Output each line exactly as it appears, skipping any embedded picture.

─── Information given

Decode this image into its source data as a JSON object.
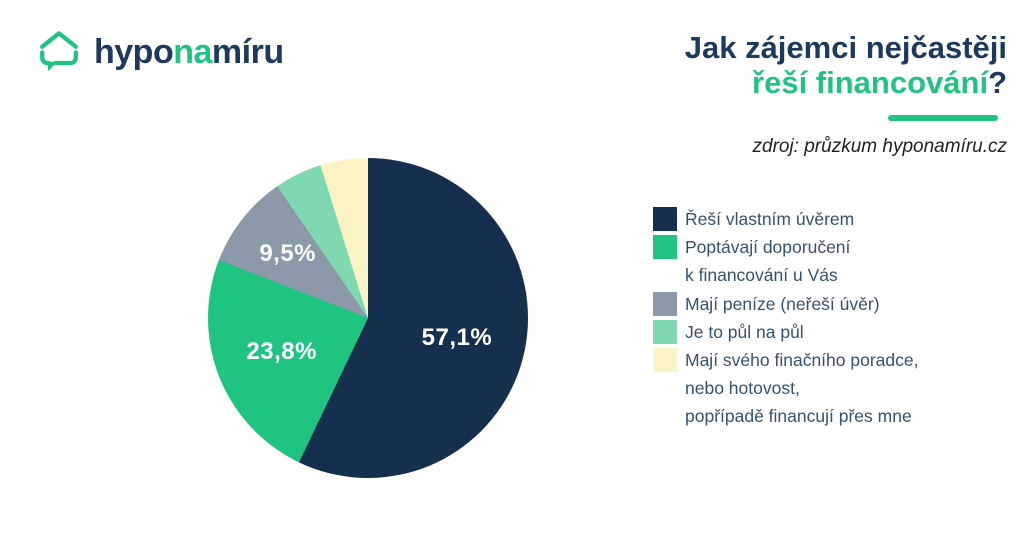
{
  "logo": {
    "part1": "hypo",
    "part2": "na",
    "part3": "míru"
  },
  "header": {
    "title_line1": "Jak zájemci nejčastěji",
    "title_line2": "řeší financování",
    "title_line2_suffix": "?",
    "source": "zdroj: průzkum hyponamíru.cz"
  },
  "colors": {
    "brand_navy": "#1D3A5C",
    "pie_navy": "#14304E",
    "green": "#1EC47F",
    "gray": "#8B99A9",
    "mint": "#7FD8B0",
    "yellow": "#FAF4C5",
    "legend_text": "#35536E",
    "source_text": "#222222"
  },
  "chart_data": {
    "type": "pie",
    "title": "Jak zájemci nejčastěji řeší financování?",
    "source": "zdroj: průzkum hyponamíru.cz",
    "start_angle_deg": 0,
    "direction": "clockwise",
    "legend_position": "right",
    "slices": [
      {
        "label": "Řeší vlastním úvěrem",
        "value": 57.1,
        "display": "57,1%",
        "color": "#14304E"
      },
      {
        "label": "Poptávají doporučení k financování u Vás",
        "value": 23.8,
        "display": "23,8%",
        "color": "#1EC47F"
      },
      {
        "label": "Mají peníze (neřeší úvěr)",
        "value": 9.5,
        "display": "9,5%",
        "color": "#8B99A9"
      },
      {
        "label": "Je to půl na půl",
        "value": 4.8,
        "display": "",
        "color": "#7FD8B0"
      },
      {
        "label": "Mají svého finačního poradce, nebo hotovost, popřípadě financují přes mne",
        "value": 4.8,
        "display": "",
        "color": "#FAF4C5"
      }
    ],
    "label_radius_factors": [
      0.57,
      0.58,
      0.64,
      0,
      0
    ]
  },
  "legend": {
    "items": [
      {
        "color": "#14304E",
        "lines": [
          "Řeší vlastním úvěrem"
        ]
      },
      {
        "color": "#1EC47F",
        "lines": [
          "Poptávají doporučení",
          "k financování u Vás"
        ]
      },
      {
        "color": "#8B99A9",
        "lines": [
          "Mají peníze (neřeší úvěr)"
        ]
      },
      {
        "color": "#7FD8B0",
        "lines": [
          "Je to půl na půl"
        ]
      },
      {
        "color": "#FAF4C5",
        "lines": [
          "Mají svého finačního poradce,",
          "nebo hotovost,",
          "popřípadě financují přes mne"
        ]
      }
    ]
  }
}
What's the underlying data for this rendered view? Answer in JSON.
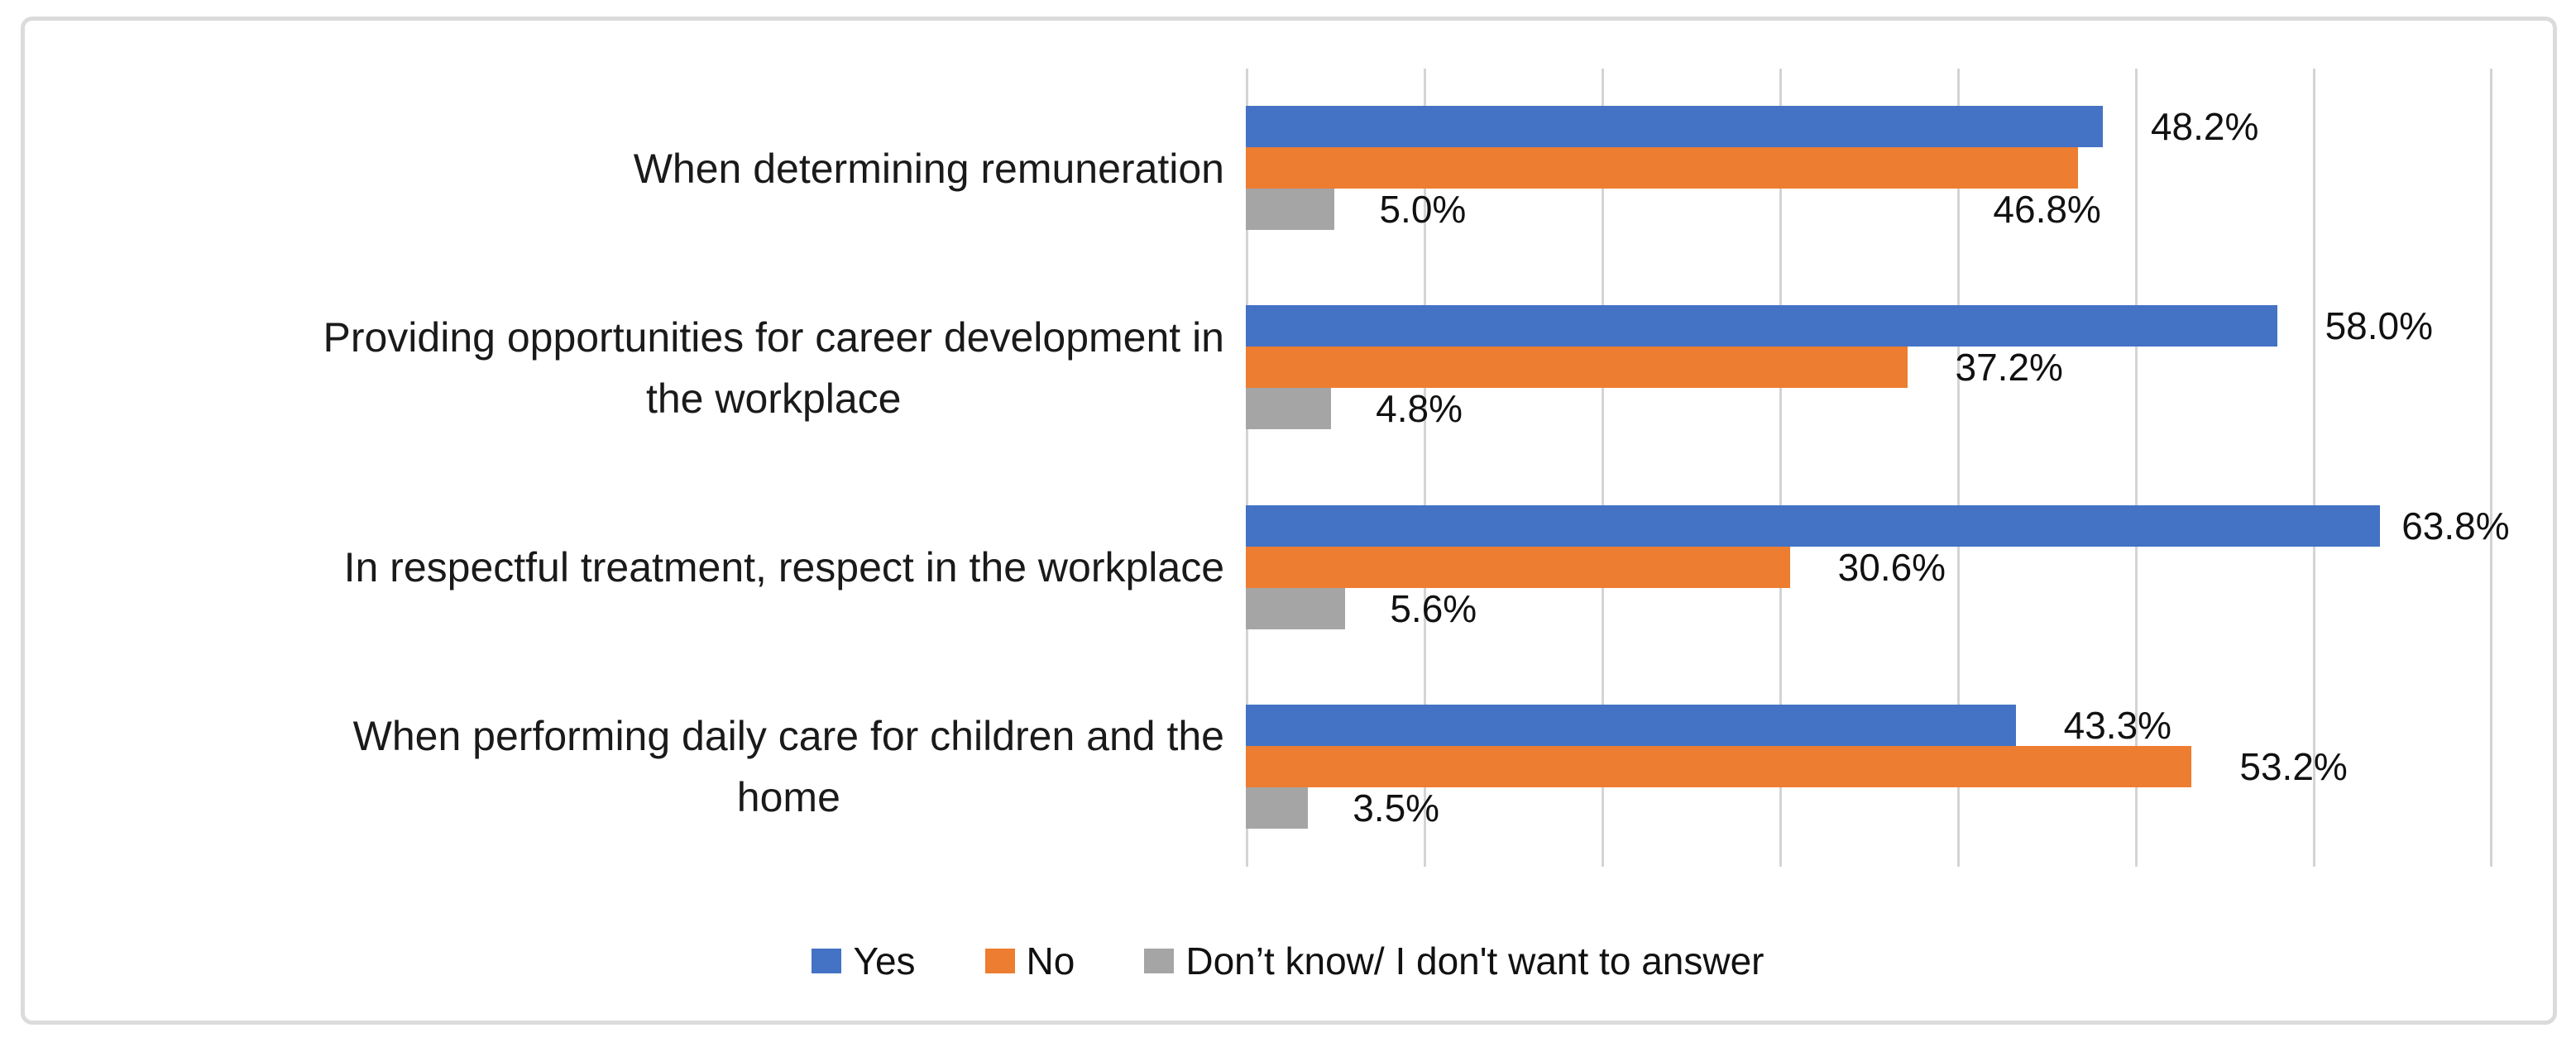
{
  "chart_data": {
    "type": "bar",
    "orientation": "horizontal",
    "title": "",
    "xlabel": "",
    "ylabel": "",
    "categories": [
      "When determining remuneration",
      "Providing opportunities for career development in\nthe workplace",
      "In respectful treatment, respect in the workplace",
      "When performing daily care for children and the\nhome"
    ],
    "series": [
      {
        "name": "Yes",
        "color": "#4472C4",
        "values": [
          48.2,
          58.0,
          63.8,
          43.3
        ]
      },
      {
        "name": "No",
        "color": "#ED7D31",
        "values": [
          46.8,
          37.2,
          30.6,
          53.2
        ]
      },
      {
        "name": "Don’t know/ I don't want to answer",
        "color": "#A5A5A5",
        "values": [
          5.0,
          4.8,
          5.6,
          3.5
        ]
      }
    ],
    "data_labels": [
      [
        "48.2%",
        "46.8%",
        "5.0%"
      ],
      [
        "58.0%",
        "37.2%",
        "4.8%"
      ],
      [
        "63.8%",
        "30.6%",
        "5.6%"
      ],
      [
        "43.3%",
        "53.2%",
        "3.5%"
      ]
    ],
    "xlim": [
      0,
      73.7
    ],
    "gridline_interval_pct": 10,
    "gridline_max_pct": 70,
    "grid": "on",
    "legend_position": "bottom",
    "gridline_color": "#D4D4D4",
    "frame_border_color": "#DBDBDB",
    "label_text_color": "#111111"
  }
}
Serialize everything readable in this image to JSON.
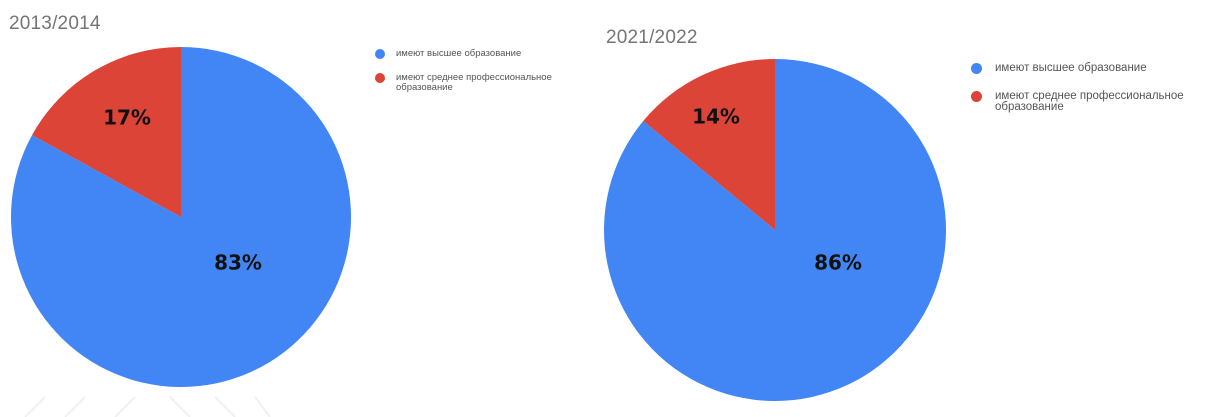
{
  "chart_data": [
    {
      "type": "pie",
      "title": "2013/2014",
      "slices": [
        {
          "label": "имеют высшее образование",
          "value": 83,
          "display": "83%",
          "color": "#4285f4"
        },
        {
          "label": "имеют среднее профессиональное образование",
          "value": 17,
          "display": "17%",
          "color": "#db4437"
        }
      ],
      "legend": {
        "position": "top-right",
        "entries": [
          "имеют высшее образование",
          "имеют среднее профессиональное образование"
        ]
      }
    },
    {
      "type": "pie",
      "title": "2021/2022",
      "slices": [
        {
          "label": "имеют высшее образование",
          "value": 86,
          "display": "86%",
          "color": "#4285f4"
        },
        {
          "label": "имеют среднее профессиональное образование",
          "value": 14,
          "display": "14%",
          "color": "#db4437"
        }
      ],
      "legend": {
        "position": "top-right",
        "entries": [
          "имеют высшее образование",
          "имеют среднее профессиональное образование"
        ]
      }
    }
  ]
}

──────

* **The answer**
Decode this image into its source data as a JSON object.
{
  "logo": {
    "part1": "hypo",
    "part2": "na",
    "part3": "míru"
  },
  "header": {
    "title_line1": "Jak zájemci nejčastěji",
    "title_line2": "řeší financování",
    "title_line2_suffix": "?",
    "source": "zdroj: průzkum hyponamíru.cz"
  },
  "colors": {
    "brand_navy": "#1D3A5C",
    "pie_navy": "#14304E",
    "green": "#1EC47F",
    "gray": "#8B99A9",
    "mint": "#7FD8B0",
    "yellow": "#FAF4C5",
    "legend_text": "#35536E",
    "source_text": "#222222"
  },
  "chart_data": {
    "type": "pie",
    "title": "Jak zájemci nejčastěji řeší financování?",
    "source": "zdroj: průzkum hyponamíru.cz",
    "start_angle_deg": 0,
    "direction": "clockwise",
    "legend_position": "right",
    "slices": [
      {
        "label": "Řeší vlastním úvěrem",
        "value": 57.1,
        "display": "57,1%",
        "color": "#14304E"
      },
      {
        "label": "Poptávají doporučení k financování u Vás",
        "value": 23.8,
        "display": "23,8%",
        "color": "#1EC47F"
      },
      {
        "label": "Mají peníze (neřeší úvěr)",
        "value": 9.5,
        "display": "9,5%",
        "color": "#8B99A9"
      },
      {
        "label": "Je to půl na půl",
        "value": 4.8,
        "display": "",
        "color": "#7FD8B0"
      },
      {
        "label": "Mají svého finačního poradce, nebo hotovost, popřípadě financují přes mne",
        "value": 4.8,
        "display": "",
        "color": "#FAF4C5"
      }
    ],
    "label_radius_factors": [
      0.57,
      0.58,
      0.64,
      0,
      0
    ]
  },
  "legend": {
    "items": [
      {
        "color": "#14304E",
        "lines": [
          "Řeší vlastním úvěrem"
        ]
      },
      {
        "color": "#1EC47F",
        "lines": [
          "Poptávají doporučení",
          "k financování u Vás"
        ]
      },
      {
        "color": "#8B99A9",
        "lines": [
          "Mají peníze (neřeší úvěr)"
        ]
      },
      {
        "color": "#7FD8B0",
        "lines": [
          "Je to půl na půl"
        ]
      },
      {
        "color": "#FAF4C5",
        "lines": [
          "Mají svého finačního poradce,",
          "nebo hotovost,",
          "popřípadě financují přes mne"
        ]
      }
    ]
  }
}
What's the underlying data for this rendered view? Answer in JSON.
{
  "chart_data": {
    "type": "bar",
    "orientation": "horizontal",
    "title": "",
    "xlabel": "",
    "ylabel": "",
    "categories": [
      "When determining remuneration",
      "Providing opportunities for career development in\nthe workplace",
      "In respectful treatment, respect in the workplace",
      "When performing daily care for children and the\nhome"
    ],
    "series": [
      {
        "name": "Yes",
        "color": "#4472C4",
        "values": [
          48.2,
          58.0,
          63.8,
          43.3
        ]
      },
      {
        "name": "No",
        "color": "#ED7D31",
        "values": [
          46.8,
          37.2,
          30.6,
          53.2
        ]
      },
      {
        "name": "Don’t know/ I don't want to answer",
        "color": "#A5A5A5",
        "values": [
          5.0,
          4.8,
          5.6,
          3.5
        ]
      }
    ],
    "data_labels": [
      [
        "48.2%",
        "46.8%",
        "5.0%"
      ],
      [
        "58.0%",
        "37.2%",
        "4.8%"
      ],
      [
        "63.8%",
        "30.6%",
        "5.6%"
      ],
      [
        "43.3%",
        "53.2%",
        "3.5%"
      ]
    ],
    "xlim": [
      0,
      73.7
    ],
    "gridline_interval_pct": 10,
    "gridline_max_pct": 70,
    "grid": "on",
    "legend_position": "bottom",
    "gridline_color": "#D4D4D4",
    "frame_border_color": "#DBDBDB",
    "label_text_color": "#111111"
  }
}
Serialize everything readable in this image to JSON.
{
  "chart_data": [
    {
      "type": "pie",
      "title": "2013/2014",
      "slices": [
        {
          "label": "имеют высшее образование",
          "value": 83,
          "display": "83%",
          "color": "#4285f4"
        },
        {
          "label": "имеют среднее профессиональное образование",
          "value": 17,
          "display": "17%",
          "color": "#db4437"
        }
      ],
      "legend": {
        "position": "top-right",
        "entries": [
          "имеют высшее образование",
          "имеют среднее профессиональное образование"
        ]
      }
    },
    {
      "type": "pie",
      "title": "2021/2022",
      "slices": [
        {
          "label": "имеют высшее образование",
          "value": 86,
          "display": "86%",
          "color": "#4285f4"
        },
        {
          "label": "имеют среднее профессиональное образование",
          "value": 14,
          "display": "14%",
          "color": "#db4437"
        }
      ],
      "legend": {
        "position": "top-right",
        "entries": [
          "имеют высшее образование",
          "имеют среднее профессиональное образование"
        ]
      }
    }
  ]
}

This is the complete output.